◆ **Task**
Make an exact copy of the records, with the images left out.

◆ **Given data**
+---+
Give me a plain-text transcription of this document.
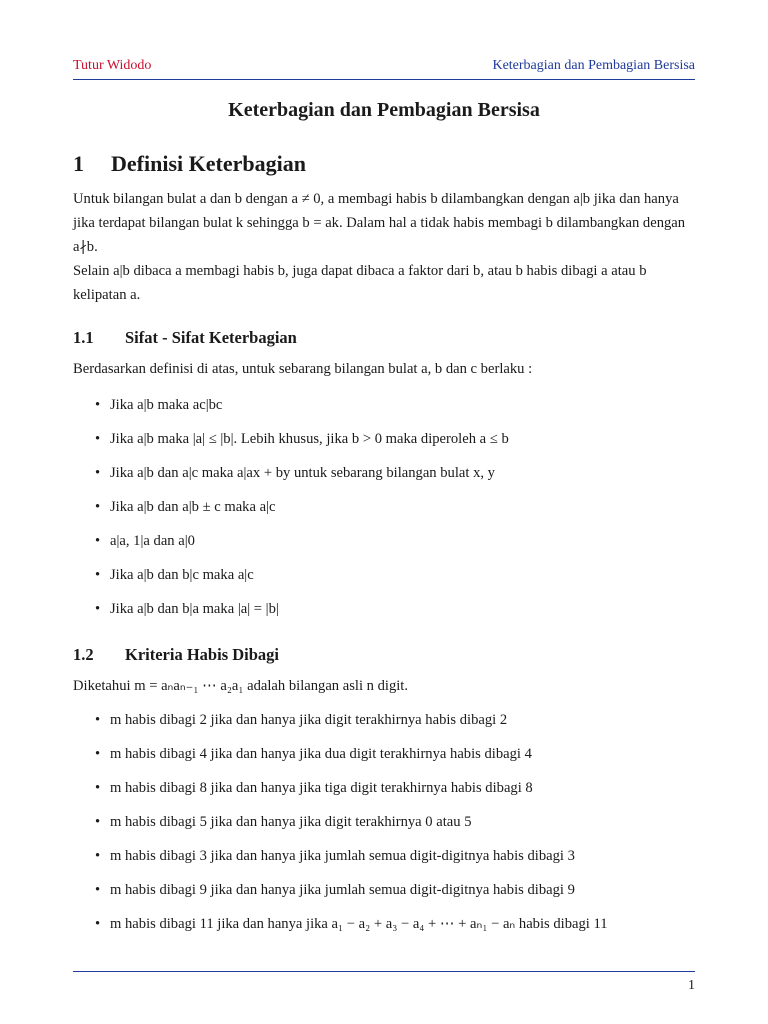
Tutur Widodo	Keterbagian dan Pembagian Bersisa
Keterbagian dan Pembagian Bersisa
1 Definisi Keterbagian

Untuk bilangan bulat a dan b dengan a ≠ 0, a membagi habis b dilambangkan dengan a|b jika dan hanya jika terdapat bilangan bulat k sehingga b = ak. Dalam hal a tidak habis membagi b dilambangkan dengan a∤b.

Selain a|b dibaca a membagi habis b, juga dapat dibaca a faktor dari b, atau b habis dibagi a atau b kelipatan a.

1.1 Sifat - Sifat Keterbagian

Berdasarkan definisi di atas, untuk sebarang bilangan bulat a, b dan c berlaku :

• Jika a|b maka ac|bc
• Jika a|b maka |a| ≤ |b|. Lebih khusus, jika b > 0 maka diperoleh a ≤ b
• Jika a|b dan a|c maka a|ax + by untuk sebarang bilangan bulat x, y
• Jika a|b dan a|b ± c maka a|c
• a|a, 1|a dan a|0
• Jika a|b dan b|c maka a|c
• Jika a|b dan b|a maka |a| = |b|
1.2 Kriteria Habis Dibagi

Diketahui m = aₙaₙ₋₁ ⋯ a₂a₁ adalah bilangan asli n digit.

• m habis dibagi 2 jika dan hanya jika digit terakhirnya habis dibagi 2
• m habis dibagi 4 jika dan hanya jika dua digit terakhirnya habis dibagi 4
• m habis dibagi 8 jika dan hanya jika tiga digit terakhirnya habis dibagi 8
• m habis dibagi 5 jika dan hanya jika digit terakhirnya 0 atau 5
• m habis dibagi 3 jika dan hanya jika jumlah semua digit-digitnya habis dibagi 3
• m habis dibagi 9 jika dan hanya jika jumlah semua digit-digitnya habis dibagi 9
• m habis dibagi 11 jika dan hanya jika a₁ − a₂ + a₃ − a₄ + ⋯ + aₙ₁ − aₙ habis dibagi 11
1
+---+
◆ **Result for this task**
Give me a plain-text transcription of this document.
Tutur Widodo	Keterbagian dan Pembagian Bersisa
Keterbagian dan Pembagian Bersisa
1 Definisi Keterbagian

Untuk bilangan bulat a dan b dengan a ≠ 0, a membagi habis b dilambangkan dengan a|b jika dan hanya jika terdapat bilangan bulat k sehingga b = ak. Dalam hal a tidak habis membagi b dilambangkan dengan a∤b.

Selain a|b dibaca a membagi habis b, juga dapat dibaca a faktor dari b, atau b habis dibagi a atau b kelipatan a.

1.1 Sifat - Sifat Keterbagian

Berdasarkan definisi di atas, untuk sebarang bilangan bulat a, b dan c berlaku :

• Jika a|b maka ac|bc
• Jika a|b maka |a| ≤ |b|. Lebih khusus, jika b > 0 maka diperoleh a ≤ b
• Jika a|b dan a|c maka a|ax + by untuk sebarang bilangan bulat x, y
• Jika a|b dan a|b ± c maka a|c
• a|a, 1|a dan a|0
• Jika a|b dan b|c maka a|c
• Jika a|b dan b|a maka |a| = |b|
1.2 Kriteria Habis Dibagi

Diketahui m = aₙaₙ₋₁ ⋯ a₂a₁ adalah bilangan asli n digit.

• m habis dibagi 2 jika dan hanya jika digit terakhirnya habis dibagi 2
• m habis dibagi 4 jika dan hanya jika dua digit terakhirnya habis dibagi 4
• m habis dibagi 8 jika dan hanya jika tiga digit terakhirnya habis dibagi 8
• m habis dibagi 5 jika dan hanya jika digit terakhirnya 0 atau 5
• m habis dibagi 3 jika dan hanya jika jumlah semua digit-digitnya habis dibagi 3
• m habis dibagi 9 jika dan hanya jika jumlah semua digit-digitnya habis dibagi 9
• m habis dibagi 11 jika dan hanya jika a₁ − a₂ + a₃ − a₄ + ⋯ + aₙ₁ − aₙ habis dibagi 11
1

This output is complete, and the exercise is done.